_Work to do_. Pick out and copy every line below that has the word "кошти".

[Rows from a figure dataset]
◆ ◆ ◆ ◆

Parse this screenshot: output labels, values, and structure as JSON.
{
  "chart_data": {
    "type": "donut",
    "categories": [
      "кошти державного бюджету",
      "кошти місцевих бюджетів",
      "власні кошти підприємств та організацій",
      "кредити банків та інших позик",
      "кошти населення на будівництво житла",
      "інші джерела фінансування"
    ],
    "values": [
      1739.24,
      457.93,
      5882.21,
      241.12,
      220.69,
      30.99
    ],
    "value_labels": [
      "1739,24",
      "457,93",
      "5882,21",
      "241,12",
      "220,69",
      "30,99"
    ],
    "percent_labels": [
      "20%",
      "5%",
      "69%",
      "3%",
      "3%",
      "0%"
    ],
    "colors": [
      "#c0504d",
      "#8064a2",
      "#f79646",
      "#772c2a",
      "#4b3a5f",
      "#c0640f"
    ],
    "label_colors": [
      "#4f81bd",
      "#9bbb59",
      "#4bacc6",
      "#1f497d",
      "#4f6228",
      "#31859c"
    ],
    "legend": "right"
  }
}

◆ ◆ ◆ ◆

_Written solution_.
      "кошти державного бюджету",
      "кошти місцевих бюджетів",
      "власні кошти підприємств та організацій",
      "кошти населення на будівництво житла",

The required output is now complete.